Every record must be repeated exactly; omit any pictures they contain.

* BEGIN Records provided *

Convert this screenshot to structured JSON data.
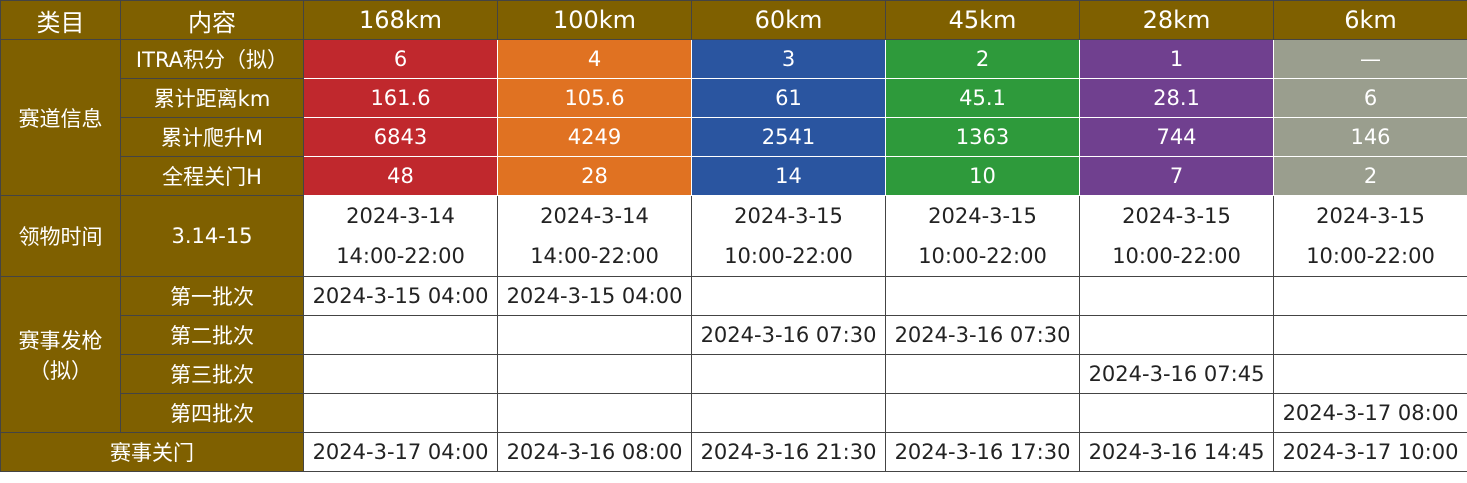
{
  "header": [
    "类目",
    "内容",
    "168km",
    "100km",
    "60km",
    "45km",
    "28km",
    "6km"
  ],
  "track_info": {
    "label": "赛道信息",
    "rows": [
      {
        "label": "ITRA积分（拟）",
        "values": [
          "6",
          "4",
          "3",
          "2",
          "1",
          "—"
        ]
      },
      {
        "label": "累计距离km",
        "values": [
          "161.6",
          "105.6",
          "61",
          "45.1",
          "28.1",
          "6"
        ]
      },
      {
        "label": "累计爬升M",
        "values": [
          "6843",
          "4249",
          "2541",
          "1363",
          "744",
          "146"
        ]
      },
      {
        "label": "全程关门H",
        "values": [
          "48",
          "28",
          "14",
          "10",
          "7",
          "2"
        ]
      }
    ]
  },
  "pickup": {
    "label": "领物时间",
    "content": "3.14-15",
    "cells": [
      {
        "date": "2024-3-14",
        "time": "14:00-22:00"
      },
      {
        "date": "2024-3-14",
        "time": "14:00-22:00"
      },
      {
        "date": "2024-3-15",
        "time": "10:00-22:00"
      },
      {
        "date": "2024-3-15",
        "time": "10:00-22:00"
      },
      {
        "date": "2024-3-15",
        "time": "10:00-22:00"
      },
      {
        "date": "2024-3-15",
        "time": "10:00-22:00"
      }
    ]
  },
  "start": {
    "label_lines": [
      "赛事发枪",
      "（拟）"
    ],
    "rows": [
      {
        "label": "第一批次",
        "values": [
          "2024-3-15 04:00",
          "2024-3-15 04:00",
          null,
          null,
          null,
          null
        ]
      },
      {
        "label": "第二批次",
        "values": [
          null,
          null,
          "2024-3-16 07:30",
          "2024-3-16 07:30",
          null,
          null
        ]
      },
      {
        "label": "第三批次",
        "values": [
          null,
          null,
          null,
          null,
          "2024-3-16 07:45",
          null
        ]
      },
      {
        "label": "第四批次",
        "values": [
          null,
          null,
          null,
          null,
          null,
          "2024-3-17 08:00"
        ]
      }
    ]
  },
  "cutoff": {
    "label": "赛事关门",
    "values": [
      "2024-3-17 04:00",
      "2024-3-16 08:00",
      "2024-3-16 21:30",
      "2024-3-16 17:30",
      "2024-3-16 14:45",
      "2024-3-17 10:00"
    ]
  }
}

* END Records provided *

Exercise solution
Convert this screenshot to structured JSON data.
{
  "header": [
    "类目",
    "内容",
    "168km",
    "100km",
    "60km",
    "45km",
    "28km",
    "6km"
  ],
  "track_info": {
    "label": "赛道信息",
    "rows": [
      {
        "label": "ITRA积分（拟）",
        "values": [
          "6",
          "4",
          "3",
          "2",
          "1",
          "—"
        ]
      },
      {
        "label": "累计距离km",
        "values": [
          "161.6",
          "105.6",
          "61",
          "45.1",
          "28.1",
          "6"
        ]
      },
      {
        "label": "累计爬升M",
        "values": [
          "6843",
          "4249",
          "2541",
          "1363",
          "744",
          "146"
        ]
      },
      {
        "label": "全程关门H",
        "values": [
          "48",
          "28",
          "14",
          "10",
          "7",
          "2"
        ]
      }
    ]
  },
  "pickup": {
    "label": "领物时间",
    "content": "3.14-15",
    "cells": [
      {
        "date": "2024-3-14",
        "time": "14:00-22:00"
      },
      {
        "date": "2024-3-14",
        "time": "14:00-22:00"
      },
      {
        "date": "2024-3-15",
        "time": "10:00-22:00"
      },
      {
        "date": "2024-3-15",
        "time": "10:00-22:00"
      },
      {
        "date": "2024-3-15",
        "time": "10:00-22:00"
      },
      {
        "date": "2024-3-15",
        "time": "10:00-22:00"
      }
    ]
  },
  "start": {
    "label_lines": [
      "赛事发枪",
      "（拟）"
    ],
    "rows": [
      {
        "label": "第一批次",
        "values": [
          "2024-3-15 04:00",
          "2024-3-15 04:00",
          null,
          null,
          null,
          null
        ]
      },
      {
        "label": "第二批次",
        "values": [
          null,
          null,
          "2024-3-16 07:30",
          "2024-3-16 07:30",
          null,
          null
        ]
      },
      {
        "label": "第三批次",
        "values": [
          null,
          null,
          null,
          null,
          "2024-3-16 07:45",
          null
        ]
      },
      {
        "label": "第四批次",
        "values": [
          null,
          null,
          null,
          null,
          null,
          "2024-3-17 08:00"
        ]
      }
    ]
  },
  "cutoff": {
    "label": "赛事关门",
    "values": [
      "2024-3-17 04:00",
      "2024-3-16 08:00",
      "2024-3-16 21:30",
      "2024-3-16 17:30",
      "2024-3-16 14:45",
      "2024-3-17 10:00"
    ]
  }
}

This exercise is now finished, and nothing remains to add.